#### RECORDS TO USE ####

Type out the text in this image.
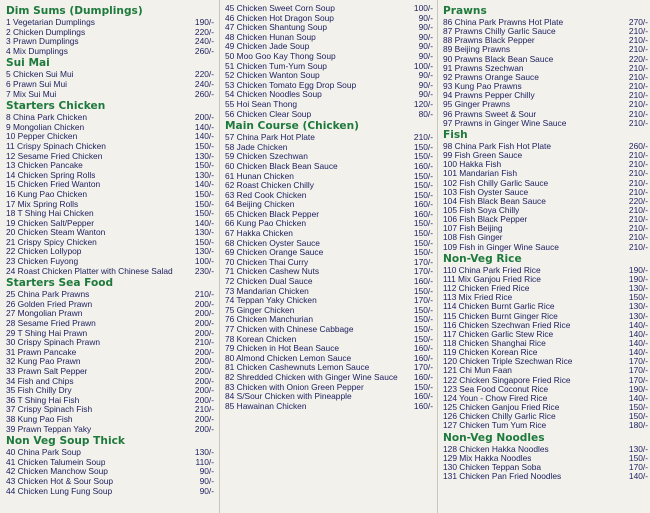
Dim Sums (Dumplings)
1 Vegetarian Dumplings	190/-
2 Chicken Dumplings	220/-
3 Prawn Dumplings	240/-
4 Mix Dumplings	260/-
Sui Mai
5 Chicken Sui Mui	220/-
6 Prawn Sui Mui	240/-
7 Mix Sui Mui	260/-
Starters Chicken
8 China Park Chicken	200/-
9 Mongolian Chicken	140/-
10 Pepper Chicken	140/-
11 Crispy Spinach Chicken	150/-
12 Sesame Fried Chicken	130/-
13 Chicken Pancake	150/-
14 Chicken Spring Rolls	130/-
15 Chicken Fried Wanton	140/-
16 Kung Pao Chicken	150/-
17 Mix Spring Rolls	150/-
18 T Shing Hai Chicken	150/-
19 Chicken Salt/Pepper	140/-
20 Chicken Steam Wanton	130/-
21 Crispy Spicy Chicken	150/-
22 Chicken Lollypop	130/-
23 Chicken Fuyong	100/-
24 Roast Chicken Platter with Chinese Salad	230/-
Starters Sea Food
25 China Park Prawns	210/-
26 Golden Fried Prawn	200/-
27 Mongolian Prawn	200/-
28 Sesame Fried Prawn	200/-
29 T Shing Hai Prawn	200/-
30 Crispy Spinach Prawn	210/-
31 Prawn Pancake	200/-
32 Kung Pao Prawn	200/-
33 Prawn Salt Pepper	200/-
34 Fish and Chips	200/-
35 Fish Chilly Dry	200/-
36 T Shing Hai Fish	200/-
37 Crispy Spinach Fish	210/-
38 Kung Pao Fish	200/-
39 Prawn Teppan Yaky	200/-
Non Veg Soup Thick
40 China Park Soup	130/-
41 Chicken Talumein Soup	110/-
42 Chicken Manchow Soup	90/-
43 Chicken Hot & Sour Soup	90/-
44 Chicken Lung Fung Soup	90/-
45 Chicken Sweet Corn Soup	100/-
46 Chicken Hot Dragon Soup	90/-
47 Chicken Shantung Soup	90/-
48 Chicken Hunan Soup	90/-
49 Chicken Jade Soup	90/-
50 Moo Goo Kay Thong Soup	90/-
51 Chicken Tum-Yum Soup	100/-
52 Chicken Wanton Soup	90/-
53 Chicken Tomato Egg Drop Soup	90/-
54 Chicken Noodles Soup	90/-
55 Hoi Sean Thong	120/-
56 Chicken Clear Soup	80/-
Main Course (Chicken)
57 China Park Hot Plate	210/-
58 Jade Chicken	150/-
59 Chicken Szechwan	150/-
60 Chicken Black Bean Sauce	160/-
61 Hunan Chicken	150/-
62 Roast Chicken Chilly	150/-
63 Red Cook Chicken	150/-
64 Beijing Chicken	160/-
65 Chicken Black Pepper	160/-
66 Kung Pao Chicken	150/-
67 Hakka Chicken	150/-
68 Chicken Oyster Sauce	150/-
69 Chicken Orange Sauce	150/-
70 Chicken Thai Curry	170/-
71 Chicken Cashew Nuts	170/-
72 Chicken Dual Sauce	160/-
73 Mandarian Chicken	150/-
74 Teppan Yaky Chicken	170/-
75 Ginger Chicken	150/-
76 Chicken Manchurian	150/-
77 Chicken with Chinese Cabbage	150/-
78 Korean Chicken	150/-
79 Chicken in Hot Bean Sauce	160/-
80 Almond Chicken Lemon Sauce	160/-
81 Chicken Cashewnuts Lemon Sauce	170/-
82 Shredded Chicken with Ginger Wine Sauce 160/-
83 Chicken with Onion Green Pepper	150/-
84 S/Sour Chicken with Pineapple	160/-
85 Hawainan Chicken	160/-
Prawns
86 China Park Prawns Hot Plate	270/-
87 Prawns Chilly Garlic Sauce	210/-
88 Prawns Black Pepper	210/-
89 Beijing Prawns	210/-
90 Prawns Black Bean Sauce	220/-
91 Prawns Szechwan	210/-
92 Prawns Orange Sauce	210/-
93 Kung Pao Prawns	210/-
94 Prawns Pepper Chilly	210/-
95 Ginger Prawns	210/-
96 Prawns Sweet & Sour	210/-
97 Prawns in Ginger Wine Sauce	210/-
Fish
98 China Park Fish Hot Plate	260/-
99 Fish Green Sauce	210/-
100 Hakka Fish	210/-
101 Mandarian Fish	210/-
102 Fish Chilly Garlic Sauce	210/-
103 Fish Oyster Sauce	210/-
104 Fish Black Bean Sauce	220/-
105 Fish Soya Chilly	210/-
106 Fish Black Pepper	210/-
107 Fish Beijing	210/-
108 Fish Ginger	210/-
109 Fish in Ginger Wine Sauce	210/-
Non-Veg Rice
110 China Park Fried Rice	190/-
111 Mix Ganjou Fried Rice	190/-
112 Chicken Fried Rice	130/-
113 Mix Fried Rice	150/-
114 Chicken Burnt Garlic Rice	130/-
115 Chicken Burnt Ginger Rice	130/-
116 Chicken Szechwan Fried Rice	140/-
117 Chicken Garlic Stew Rice	140/-
118 Chicken Shanghai Rice	140/-
119 Chicken Korean Rice	140/-
120 Chicken Triple Szechwan Rice	170/-
121 Chi Mun Faan	170/-
122 Chicken Singapore Fried Rice	170/-
123 Sea Food Coconut Rice	190/-
124 Youn - Chow Fired Rice	140/-
125 Chicken Ganjou Fried Rice	150/-
126 Chicken Chilly Garlic Rice	150/-
127 Chicken Tum Yum Rice	180/-
Non-Veg Noodles
128 Chicken Hakka Noodles	130/-
129 Mix Hakka Noodles	150/-
130 Chicken Teppan Soba	170/-
131 Chicken Pan Fried Noodles	140/-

####

• EXERCISE PROMPT: Locate each line containing the string "Dumplings" and show it.

• RIGHT ANSWER:
Dim Sums (Dumplings)
1 Vegetarian Dumplings	190/-
2 Chicken Dumplings	220/-
3 Prawn Dumplings	240/-
4 Mix Dumplings	260/-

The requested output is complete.